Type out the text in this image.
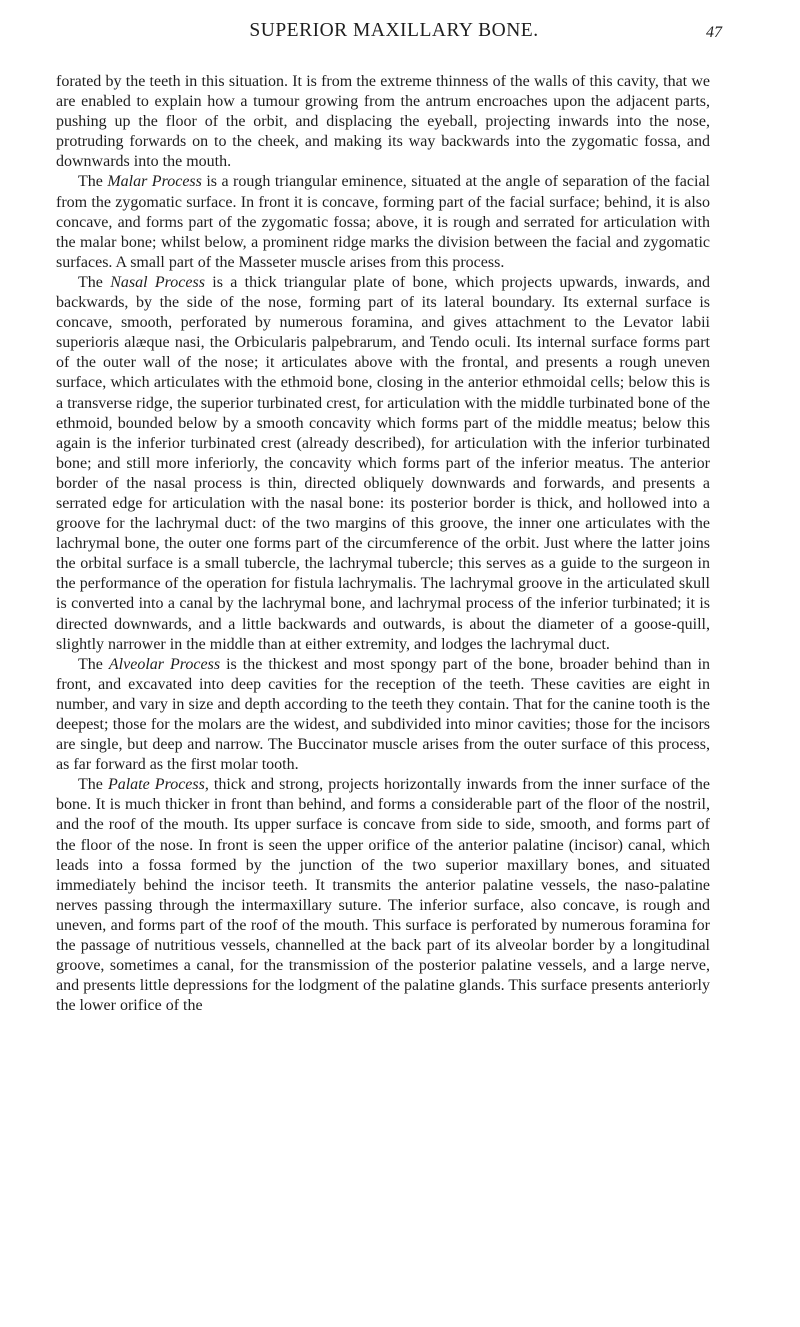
SUPERIOR MAXILLARY BONE.	47

forated by the teeth in this situation. It is from the extreme thinness of the walls of this cavity, that we are enabled to explain how a tumour growing from the antrum encroaches upon the adjacent parts, pushing up the floor of the orbit, and displacing the eyeball, projecting inwards into the nose, protruding forwards on to the cheek, and making its way backwards into the zygomatic fossa, and downwards into the mouth.

The Malar Process is a rough triangular eminence, situated at the angle of separation of the facial from the zygomatic surface. In front it is concave, forming part of the facial surface; behind, it is also concave, and forms part of the zygomatic fossa; above, it is rough and serrated for articulation with the malar bone; whilst below, a prominent ridge marks the division between the facial and zygomatic surfaces. A small part of the Masseter muscle arises from this process.

The Nasal Process is a thick triangular plate of bone, which projects upwards, inwards, and backwards, by the side of the nose, forming part of its lateral boundary. Its external surface is concave, smooth, perforated by numerous foramina, and gives attachment to the Levator labii superioris alæque nasi, the Orbicularis palpebrarum, and Tendo oculi. Its internal surface forms part of the outer wall of the nose; it articulates above with the frontal, and presents a rough uneven surface, which articulates with the ethmoid bone, closing in the anterior ethmoidal cells; below this is a transverse ridge, the superior turbinated crest, for articulation with the middle turbinated bone of the ethmoid, bounded below by a smooth concavity which forms part of the middle meatus; below this again is the inferior turbinated crest (already described), for articulation with the inferior turbinated bone; and still more inferiorly, the concavity which forms part of the inferior meatus. The anterior border of the nasal process is thin, directed obliquely downwards and forwards, and presents a serrated edge for articulation with the nasal bone: its posterior border is thick, and hollowed into a groove for the lachrymal duct: of the two margins of this groove, the inner one articulates with the lachrymal bone, the outer one forms part of the circumference of the orbit. Just where the latter joins the orbital surface is a small tubercle, the lachrymal tubercle; this serves as a guide to the surgeon in the performance of the operation for fistula lachrymalis. The lachrymal groove in the articulated skull is converted into a canal by the lachrymal bone, and lachrymal process of the inferior turbinated; it is directed downwards, and a little backwards and outwards, is about the diameter of a goose-quill, slightly narrower in the middle than at either extremity, and lodges the lachrymal duct.

The Alveolar Process is the thickest and most spongy part of the bone, broader behind than in front, and excavated into deep cavities for the reception of the teeth. These cavities are eight in number, and vary in size and depth according to the teeth they contain. That for the canine tooth is the deepest; those for the molars are the widest, and subdivided into minor cavities; those for the incisors are single, but deep and narrow. The Buccinator muscle arises from the outer surface of this process, as far forward as the first molar tooth.

The Palate Process, thick and strong, projects horizontally inwards from the inner surface of the bone. It is much thicker in front than behind, and forms a considerable part of the floor of the nostril, and the roof of the mouth. Its upper surface is concave from side to side, smooth, and forms part of the floor of the nose. In front is seen the upper orifice of the anterior palatine (incisor) canal, which leads into a fossa formed by the junction of the two superior maxillary bones, and situated immediately behind the incisor teeth. It transmits the anterior palatine vessels, the naso-palatine nerves passing through the intermaxillary suture. The inferior surface, also concave, is rough and uneven, and forms part of the roof of the mouth. This surface is perforated by numerous foramina for the passage of nutritious vessels, channelled at the back part of its alveolar border by a longitudinal groove, sometimes a canal, for the transmission of the posterior palatine vessels, and a large nerve, and presents little depressions for the lodgment of the palatine glands. This surface presents anteriorly the lower orifice of the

---+---

◆ Required action: Only the pictures are to be left out; everything else in the entries above must be duplicated exactly.

◆ Answer to the exercise:
Type out the text in this image.
SUPERIOR MAXILLARY BONE.	47

forated by the teeth in this situation. It is from the extreme thinness of the walls of this cavity, that we are enabled to explain how a tumour growing from the antrum encroaches upon the adjacent parts, pushing up the floor of the orbit, and displacing the eyeball, projecting inwards into the nose, protruding forwards on to the cheek, and making its way backwards into the zygomatic fossa, and downwards into the mouth.

The Malar Process is a rough triangular eminence, situated at the angle of separation of the facial from the zygomatic surface. In front it is concave, forming part of the facial surface; behind, it is also concave, and forms part of the zygomatic fossa; above, it is rough and serrated for articulation with the malar bone; whilst below, a prominent ridge marks the division between the facial and zygomatic surfaces. A small part of the Masseter muscle arises from this process.

The Nasal Process is a thick triangular plate of bone, which projects upwards, inwards, and backwards, by the side of the nose, forming part of its lateral boundary. Its external surface is concave, smooth, perforated by numerous foramina, and gives attachment to the Levator labii superioris alæque nasi, the Orbicularis palpebrarum, and Tendo oculi. Its internal surface forms part of the outer wall of the nose; it articulates above with the frontal, and presents a rough uneven surface, which articulates with the ethmoid bone, closing in the anterior ethmoidal cells; below this is a transverse ridge, the superior turbinated crest, for articulation with the middle turbinated bone of the ethmoid, bounded below by a smooth concavity which forms part of the middle meatus; below this again is the inferior turbinated crest (already described), for articulation with the inferior turbinated bone; and still more inferiorly, the concavity which forms part of the inferior meatus. The anterior border of the nasal process is thin, directed obliquely downwards and forwards, and presents a serrated edge for articulation with the nasal bone: its posterior border is thick, and hollowed into a groove for the lachrymal duct: of the two margins of this groove, the inner one articulates with the lachrymal bone, the outer one forms part of the circumference of the orbit. Just where the latter joins the orbital surface is a small tubercle, the lachrymal tubercle; this serves as a guide to the surgeon in the performance of the operation for fistula lachrymalis. The lachrymal groove in the articulated skull is converted into a canal by the lachrymal bone, and lachrymal process of the inferior turbinated; it is directed downwards, and a little backwards and outwards, is about the diameter of a goose-quill, slightly narrower in the middle than at either extremity, and lodges the lachrymal duct.

The Alveolar Process is the thickest and most spongy part of the bone, broader behind than in front, and excavated into deep cavities for the reception of the teeth. These cavities are eight in number, and vary in size and depth according to the teeth they contain. That for the canine tooth is the deepest; those for the molars are the widest, and subdivided into minor cavities; those for the incisors are single, but deep and narrow. The Buccinator muscle arises from the outer surface of this process, as far forward as the first molar tooth.

The Palate Process, thick and strong, projects horizontally inwards from the inner surface of the bone. It is much thicker in front than behind, and forms a considerable part of the floor of the nostril, and the roof of the mouth. Its upper surface is concave from side to side, smooth, and forms part of the floor of the nose. In front is seen the upper orifice of the anterior palatine (incisor) canal, which leads into a fossa formed by the junction of the two superior maxillary bones, and situated immediately behind the incisor teeth. It transmits the anterior palatine vessels, the naso-palatine nerves passing through the intermaxillary suture. The inferior surface, also concave, is rough and uneven, and forms part of the roof of the mouth. This surface is perforated by numerous foramina for the passage of nutritious vessels, channelled at the back part of its alveolar border by a longitudinal groove, sometimes a canal, for the transmission of the posterior palatine vessels, and a large nerve, and presents little depressions for the lodgment of the palatine glands. This surface presents anteriorly the lower orifice of the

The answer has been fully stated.